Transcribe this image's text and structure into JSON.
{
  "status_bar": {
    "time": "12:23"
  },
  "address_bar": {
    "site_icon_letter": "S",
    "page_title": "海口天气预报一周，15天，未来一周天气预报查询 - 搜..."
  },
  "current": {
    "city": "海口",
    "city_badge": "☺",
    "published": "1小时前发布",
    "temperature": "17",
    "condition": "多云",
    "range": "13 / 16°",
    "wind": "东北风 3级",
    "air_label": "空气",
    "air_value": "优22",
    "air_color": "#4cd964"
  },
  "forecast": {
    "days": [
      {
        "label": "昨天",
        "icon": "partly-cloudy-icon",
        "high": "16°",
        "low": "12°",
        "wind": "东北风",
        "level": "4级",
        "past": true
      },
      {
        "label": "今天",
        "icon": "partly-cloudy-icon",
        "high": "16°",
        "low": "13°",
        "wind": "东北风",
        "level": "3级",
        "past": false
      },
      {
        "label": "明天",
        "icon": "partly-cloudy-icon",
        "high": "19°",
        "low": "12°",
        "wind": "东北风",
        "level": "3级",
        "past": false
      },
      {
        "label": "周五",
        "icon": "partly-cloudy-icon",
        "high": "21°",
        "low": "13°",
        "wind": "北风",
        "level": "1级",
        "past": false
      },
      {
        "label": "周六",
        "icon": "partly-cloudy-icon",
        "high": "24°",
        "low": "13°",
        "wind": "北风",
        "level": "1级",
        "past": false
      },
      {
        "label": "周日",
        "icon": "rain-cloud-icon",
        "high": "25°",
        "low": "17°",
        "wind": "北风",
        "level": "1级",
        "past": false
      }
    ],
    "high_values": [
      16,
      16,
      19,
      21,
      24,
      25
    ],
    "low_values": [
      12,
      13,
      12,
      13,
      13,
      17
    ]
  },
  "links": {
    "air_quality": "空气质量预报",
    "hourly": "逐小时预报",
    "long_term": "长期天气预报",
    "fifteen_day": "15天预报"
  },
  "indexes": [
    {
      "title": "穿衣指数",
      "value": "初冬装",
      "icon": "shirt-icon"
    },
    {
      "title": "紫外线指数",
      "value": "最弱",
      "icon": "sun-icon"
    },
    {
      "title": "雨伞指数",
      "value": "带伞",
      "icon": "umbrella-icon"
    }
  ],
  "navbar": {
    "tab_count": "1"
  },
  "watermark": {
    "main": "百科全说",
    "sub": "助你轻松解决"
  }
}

————————

What to do: Write the entries again, exactly as they stand.

Exercise answer:
Transcribe this image's text and structure into JSON.
{
  "status_bar": {
    "time": "12:23"
  },
  "address_bar": {
    "site_icon_letter": "S",
    "page_title": "海口天气预报一周，15天，未来一周天气预报查询 - 搜..."
  },
  "current": {
    "city": "海口",
    "city_badge": "☺",
    "published": "1小时前发布",
    "temperature": "17",
    "condition": "多云",
    "range": "13 / 16°",
    "wind": "东北风 3级",
    "air_label": "空气",
    "air_value": "优22",
    "air_color": "#4cd964"
  },
  "forecast": {
    "days": [
      {
        "label": "昨天",
        "icon": "partly-cloudy-icon",
        "high": "16°",
        "low": "12°",
        "wind": "东北风",
        "level": "4级",
        "past": true
      },
      {
        "label": "今天",
        "icon": "partly-cloudy-icon",
        "high": "16°",
        "low": "13°",
        "wind": "东北风",
        "level": "3级",
        "past": false
      },
      {
        "label": "明天",
        "icon": "partly-cloudy-icon",
        "high": "19°",
        "low": "12°",
        "wind": "东北风",
        "level": "3级",
        "past": false
      },
      {
        "label": "周五",
        "icon": "partly-cloudy-icon",
        "high": "21°",
        "low": "13°",
        "wind": "北风",
        "level": "1级",
        "past": false
      },
      {
        "label": "周六",
        "icon": "partly-cloudy-icon",
        "high": "24°",
        "low": "13°",
        "wind": "北风",
        "level": "1级",
        "past": false
      },
      {
        "label": "周日",
        "icon": "rain-cloud-icon",
        "high": "25°",
        "low": "17°",
        "wind": "北风",
        "level": "1级",
        "past": false
      }
    ],
    "high_values": [
      16,
      16,
      19,
      21,
      24,
      25
    ],
    "low_values": [
      12,
      13,
      12,
      13,
      13,
      17
    ]
  },
  "links": {
    "air_quality": "空气质量预报",
    "hourly": "逐小时预报",
    "long_term": "长期天气预报",
    "fifteen_day": "15天预报"
  },
  "indexes": [
    {
      "title": "穿衣指数",
      "value": "初冬装",
      "icon": "shirt-icon"
    },
    {
      "title": "紫外线指数",
      "value": "最弱",
      "icon": "sun-icon"
    },
    {
      "title": "雨伞指数",
      "value": "带伞",
      "icon": "umbrella-icon"
    }
  ],
  "navbar": {
    "tab_count": "1"
  },
  "watermark": {
    "main": "百科全说",
    "sub": "助你轻松解决"
  }
}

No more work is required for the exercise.